_Extracted data_
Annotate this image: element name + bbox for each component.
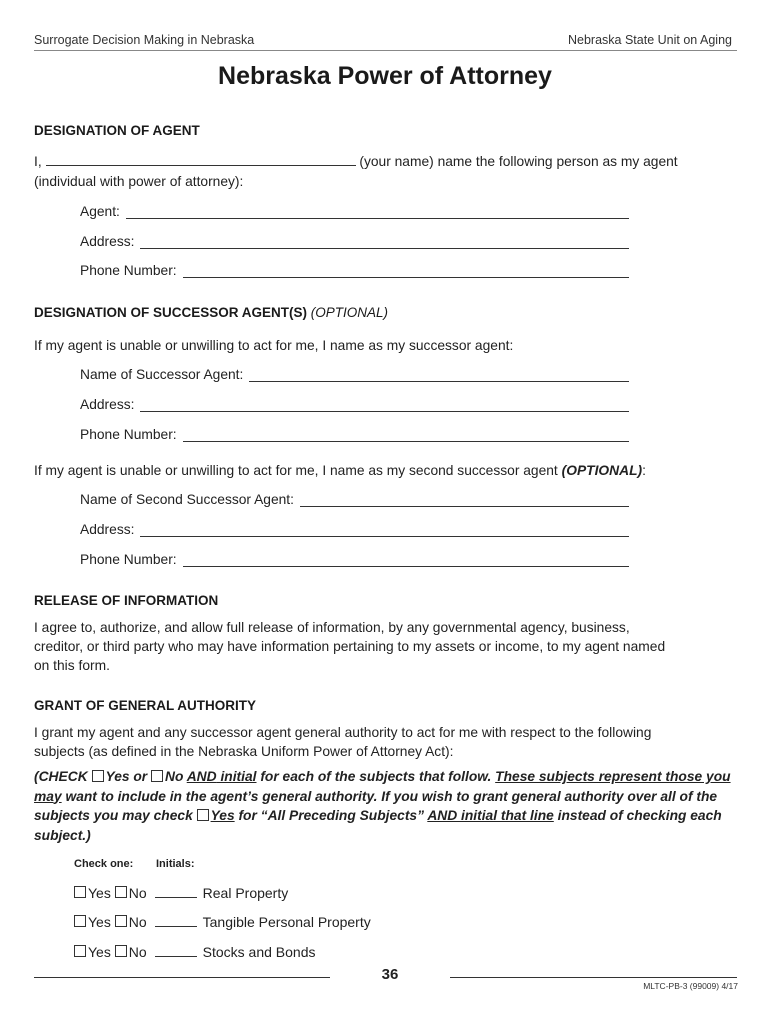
instr-text: (CHECK bbox=[34, 769, 92, 784]
grant-instructions bbox=[34, 767, 739, 845]
instr-text: No bbox=[165, 769, 187, 784]
initials-field[interactable] bbox=[155, 944, 197, 957]
field-line[interactable] bbox=[183, 263, 629, 278]
header-divider bbox=[34, 50, 737, 51]
instr-emphasis: initial bbox=[216, 769, 257, 784]
instr-text: want to include in the agent’s general authority. If you wish to grant general authority over all of the bbox=[61, 788, 718, 804]
designation-intro-line2: (individual with power of attorney): bbox=[34, 174, 244, 189]
subject-label: Real Property bbox=[202, 885, 289, 901]
agent-address-field[interactable] bbox=[80, 231, 629, 249]
field-label: Phone Number: bbox=[80, 263, 177, 278]
field-line[interactable] bbox=[140, 397, 629, 412]
intro-suffix: (your name) name the following person as my agent bbox=[359, 154, 678, 169]
subject-row bbox=[74, 914, 371, 930]
instr-emphasis: may bbox=[34, 788, 62, 804]
subject-row bbox=[74, 944, 316, 960]
second-optional-label: (OPTIONAL) bbox=[561, 463, 643, 478]
instr-emphasis: AND initial that line bbox=[427, 808, 554, 823]
instr-emphasis: These subjects represent those you bbox=[495, 769, 731, 784]
checkbox-icon bbox=[151, 770, 163, 782]
no-label: No bbox=[128, 885, 147, 901]
field-label: Address: bbox=[80, 397, 135, 412]
instr-text: subject.) bbox=[34, 827, 91, 843]
yes-checkbox[interactable] bbox=[74, 945, 86, 957]
release-line-3: on this form. bbox=[34, 658, 110, 673]
second-successor-name-field[interactable] bbox=[80, 489, 629, 507]
initials-label: Initials: bbox=[156, 858, 195, 870]
no-label: No bbox=[128, 944, 147, 960]
second-successor-phone-field[interactable] bbox=[80, 549, 629, 567]
agent-phone-field[interactable] bbox=[80, 260, 629, 278]
no-checkbox[interactable] bbox=[115, 945, 127, 957]
second-intro-colon: : bbox=[642, 463, 646, 478]
field-label: Name of Second Successor Agent: bbox=[80, 492, 294, 507]
release-line-2: creditor, or third party who may have information pertaining to my assets or income, to my agent named bbox=[34, 639, 666, 654]
successor-name-field[interactable] bbox=[80, 364, 629, 382]
grant-heading: GRANT OF GENERAL AUTHORITY bbox=[34, 698, 256, 713]
successor-phone-field[interactable] bbox=[80, 424, 629, 442]
successor-intro: If my agent is unable or unwilling to act for me, I name as my successor agent: bbox=[34, 338, 514, 353]
optional-label: (OPTIONAL) bbox=[310, 305, 389, 320]
subject-label: Stocks and Bonds bbox=[202, 944, 316, 960]
yes-checkbox[interactable] bbox=[74, 886, 86, 898]
field-line[interactable] bbox=[140, 522, 629, 537]
yes-label: Yes bbox=[88, 944, 111, 960]
checkbox-icon bbox=[92, 770, 104, 782]
subject-label: Tangible Personal Property bbox=[202, 914, 371, 930]
designation-heading: DESIGNATION OF AGENT bbox=[34, 123, 200, 138]
grant-line-2: subjects (as defined in the Nebraska Uniform Power of Attorney Act): bbox=[34, 744, 454, 759]
second-successor-intro bbox=[34, 461, 646, 480]
initials-field[interactable] bbox=[155, 885, 197, 898]
no-checkbox[interactable] bbox=[115, 915, 127, 927]
instr-emphasis: Yes bbox=[210, 808, 235, 823]
successor-heading bbox=[34, 305, 388, 320]
field-line[interactable] bbox=[249, 367, 629, 382]
field-line[interactable] bbox=[183, 427, 629, 442]
no-checkbox[interactable] bbox=[115, 886, 127, 898]
successor-heading-text: DESIGNATION OF SUCCESSOR AGENT(S) bbox=[34, 305, 308, 320]
instr-text: subjects you may check bbox=[34, 808, 197, 823]
field-line[interactable] bbox=[140, 234, 629, 249]
field-label: Phone Number: bbox=[80, 427, 177, 442]
initials-field[interactable] bbox=[155, 914, 197, 927]
intro-prefix: I, bbox=[34, 154, 42, 169]
release-line-1: I agree to, authorize, and allow full release of information, by any governmental agency, business, bbox=[34, 620, 630, 635]
your-name-field[interactable] bbox=[46, 153, 356, 166]
designation-intro bbox=[34, 152, 678, 171]
instr-emphasis: AND bbox=[186, 769, 217, 784]
no-label: No bbox=[128, 914, 147, 930]
instr-text: for each of the subjects that follow. bbox=[256, 769, 496, 784]
yes-checkbox[interactable] bbox=[74, 915, 86, 927]
form-code: MLTC-PB-3 (99009) 4/17 bbox=[643, 981, 738, 991]
instr-text: Yes or bbox=[105, 769, 151, 784]
subject-row bbox=[74, 885, 288, 901]
instr-text: instead of checking each bbox=[553, 808, 722, 823]
field-label: Address: bbox=[80, 234, 135, 249]
field-label: Agent: bbox=[80, 204, 120, 219]
check-one-label: Check one: bbox=[74, 858, 134, 870]
grant-line-1: I grant my agent and any successor agent general authority to act for me with respect to the following bbox=[34, 725, 652, 740]
field-label: Name of Successor Agent: bbox=[80, 367, 244, 382]
yes-label: Yes bbox=[88, 885, 111, 901]
checkbox-icon bbox=[197, 809, 209, 821]
field-line[interactable] bbox=[126, 204, 629, 219]
successor-address-field[interactable] bbox=[80, 394, 629, 412]
page-number: 36 bbox=[381, 966, 399, 983]
header-left: Surrogate Decision Making in Nebraska bbox=[34, 33, 255, 47]
field-label: Address: bbox=[80, 522, 135, 537]
agent-name-field[interactable] bbox=[80, 201, 629, 219]
field-label: Phone Number: bbox=[80, 552, 177, 567]
yes-label: Yes bbox=[88, 914, 111, 930]
second-intro-text: If my agent is unable or unwilling to act for me, I name as my second successor agent bbox=[34, 463, 558, 478]
header-right: Nebraska State Unit on Aging bbox=[568, 33, 732, 47]
second-successor-address-field[interactable] bbox=[80, 519, 629, 537]
field-line[interactable] bbox=[300, 492, 629, 507]
release-heading: RELEASE OF INFORMATION bbox=[34, 593, 219, 608]
page-title: Nebraska Power of Attorney bbox=[218, 62, 552, 90]
instr-text: for “All Preceding Subjects” bbox=[234, 808, 428, 823]
field-line[interactable] bbox=[183, 552, 629, 567]
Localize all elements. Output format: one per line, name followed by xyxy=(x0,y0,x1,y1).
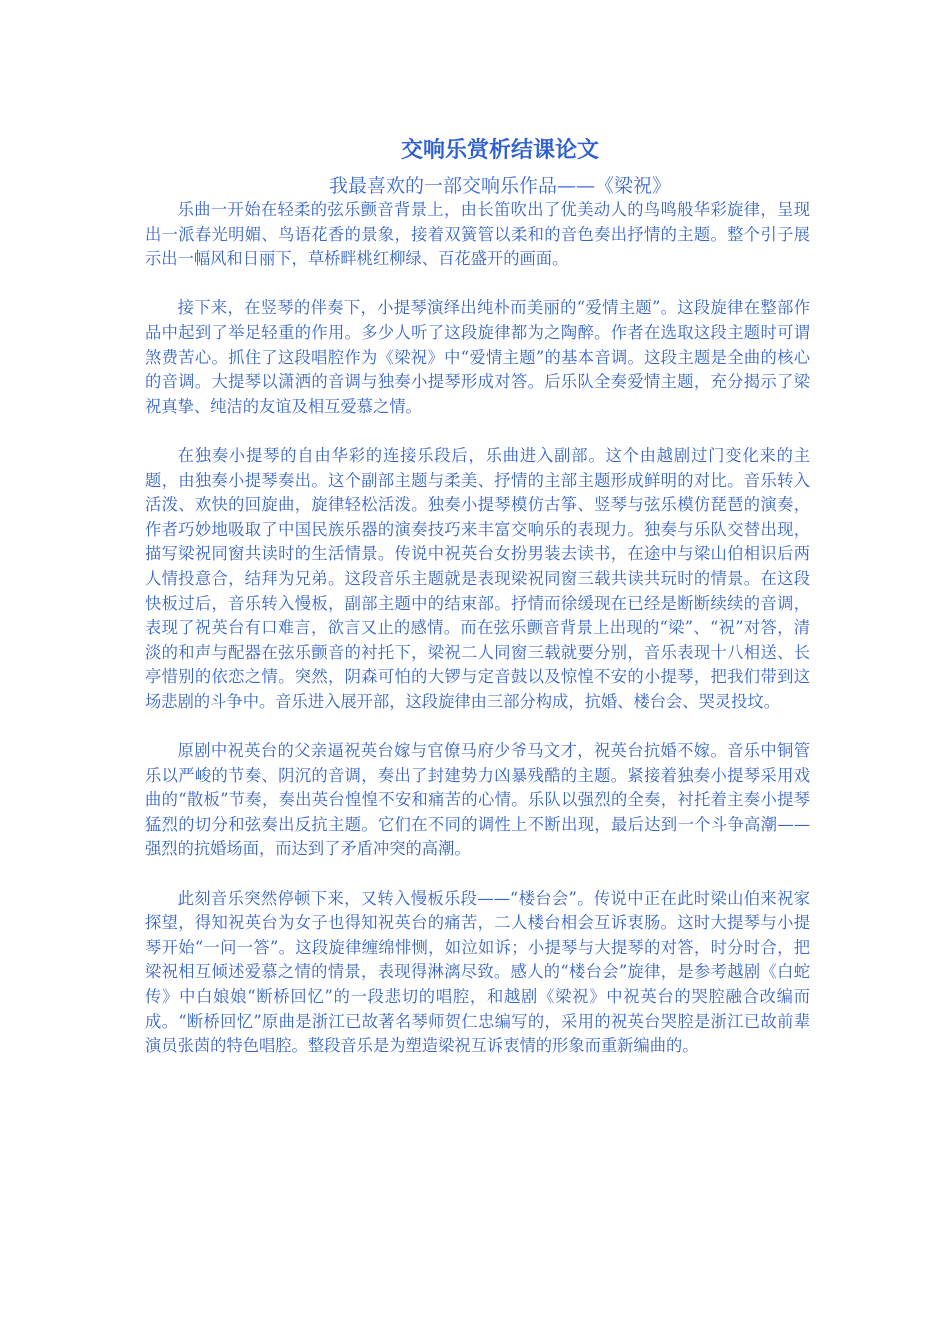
paragraph-gap xyxy=(145,714,810,739)
paragraph-gap xyxy=(145,862,810,887)
paragraph-gap xyxy=(145,419,810,444)
paragraph-secondary-theme: 在独奏小提琴的自由华彩的连接乐段后，乐曲进入副部。这个由越剧过门变化来的主题，由独奏小提琴奏出。这个副部主题与柔美、抒情的主部主题形成鲜明的对比。音乐转入活泼、欢快的回旋曲，旋律轻松活泼。独奏小提琴模仿古筝、竖琴与弦乐模仿琵琶的演奏，作者巧妙地吸取了中国民族乐器的演奏技巧来丰富交响乐的表现力。独奏与乐队交替出现，描写梁祝同窗共读时的生活情景。传说中祝英台女扮男装去读书，在途中与梁山伯相识后两人情投意合，结拜为兄弟。这段音乐主题就是表现梁祝同窗三载共读共玩时的情景。在这段快板过后，音乐转入慢板，副部主题中的结束部。抒情而徐缓现在已经是断断续续的音调，表现了祝英台有口难言，欲言又止的感情。而在弦乐颤音背景上出现的“梁”、“祝”对答，清淡的和声与配器在弦乐颤音的衬托下，梁祝二人同窗三载就要分别，音乐表现十八相送、长亭惜别的依恋之情。突然，阴森可怕的大锣与定音鼓以及惊惶不安的小提琴，把我们带到这场悲剧的斗争中。音乐进入展开部，这段旋律由三部分构成，抗婚、楼台会、哭灵投坟。 xyxy=(145,445,810,711)
paragraph-intro: 乐曲一开始在轻柔的弦乐颤音背景上，由长笛吹出了优美动人的鸟鸣般华彩旋律，呈现出一派春光明媚、鸟语花香的景象，接着双簧管以柔和的音色奏出抒情的主题。整个引子展示出一幅风和日丽下，草桥畔桃红柳绿、百花盛开的画面。 xyxy=(145,200,810,269)
document-title: 交响乐赏析结课论文 xyxy=(400,137,599,163)
paragraph-gap xyxy=(145,272,810,297)
paragraph-resist-marriage: 原剧中祝英台的父亲逼祝英台嫁与官僚马府少爷马文才，祝英台抗婚不嫁。音乐中铜管乐以严峻的节奏、阴沉的音调，奏出了封建势力凶暴残酷的主题。紧接着独奏小提琴采用戏曲的“散板”节奏，奏出英台惶惶不安和痛苦的心情。乐队以强烈的全奏，衬托着主奏小提琴猛烈的切分和弦奏出反抗主题。它们在不同的调性上不断出现，最后达到一个斗争高潮——强烈的抗婚场面，而达到了矛盾冲突的高潮。 xyxy=(145,741,810,859)
paragraph-love-theme: 接下来，在竖琴的伴奏下，小提琴演绎出纯朴而美丽的“爱情主题”。这段旋律在整部作品中起到了举足轻重的作用。多少人听了这段旋律都为之陶醉。作者在选取这段主题时可谓煞费苦心。抓住了这段唱腔作为《梁祝》中“爱情主题”的基本音调。这段主题是全曲的核心的音调。大提琴以潇洒的音调与独奏小提琴形成对答。后乐队全奏爱情主题，充分揭示了梁祝真挚、纯洁的友谊及相互爱慕之情。 xyxy=(145,298,810,416)
document-subtitle: 我最喜欢的一部交响乐作品——《梁祝》 xyxy=(328,175,671,197)
document-body xyxy=(145,198,810,1059)
paragraph-balcony-meeting: 此刻音乐突然停顿下来，又转入慢板乐段——“楼台会”。传说中正在此时梁山伯来祝家探望，得知祝英台为女子也得知祝英台的痛苦，二人楼台相会互诉衷肠。这时大提琴与小提琴开始“一问一答”。这段旋律缠绵悱恻，如泣如诉；小提琴与大提琴的对答，时分时合，把梁祝相互倾述爱慕之情的情景，表现得淋漓尽致。感人的“楼台会”旋律，是参考越剧《白蛇传》中白娘娘“断桥回忆”的一段悲切的唱腔，和越剧《梁祝》中祝英台的哭腔融合改编而成。“断桥回忆”原曲是浙江已故著名琴师贺仁忠编写的，采用的祝英台哭腔是浙江已故前辈演员张茵的特色唱腔。整段音乐是为塑造梁祝互诉衷情的形象而重新编曲的。 xyxy=(145,888,810,1056)
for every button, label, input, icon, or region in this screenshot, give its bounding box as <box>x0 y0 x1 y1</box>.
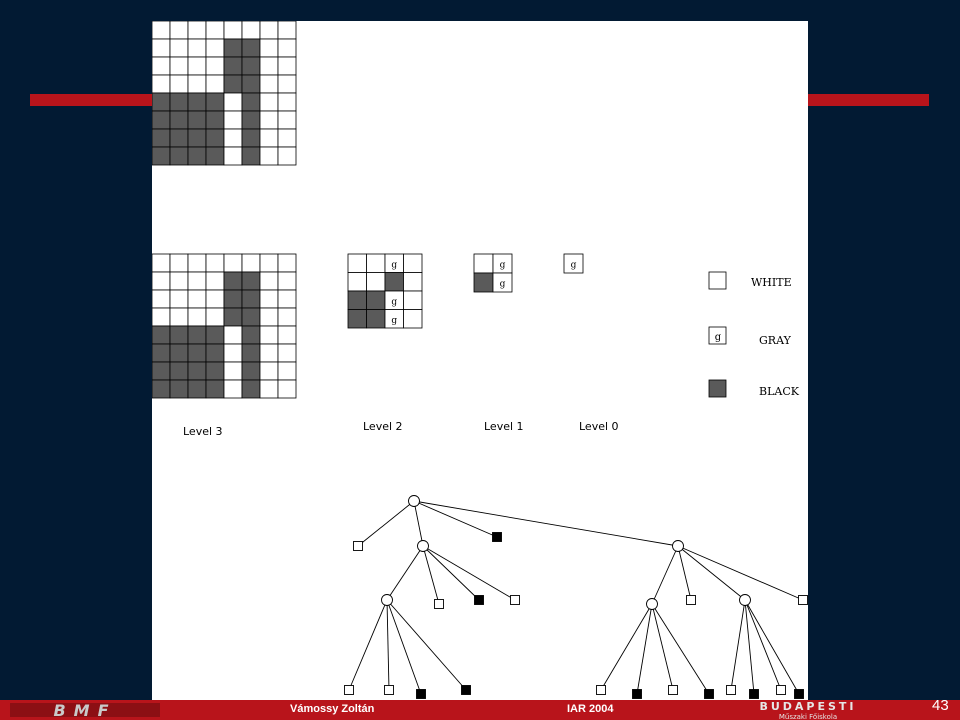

_Request_
Please repeat the lines from the one containing "instr-text: (CHECK bbox=[34, 769, 92, 784]" up to and including the one containing "header-divider bbox=[34, 50, 737, 51]", exactly as they appear.

_Solution to the problem_
instr-text: (CHECK bbox=[34, 769, 92, 784]
grant-instructions bbox=[34, 767, 739, 845]
instr-text: No bbox=[165, 769, 187, 784]
initials-field[interactable] bbox=[155, 944, 197, 957]
field-line[interactable] bbox=[183, 263, 629, 278]
header-divider bbox=[34, 50, 737, 51]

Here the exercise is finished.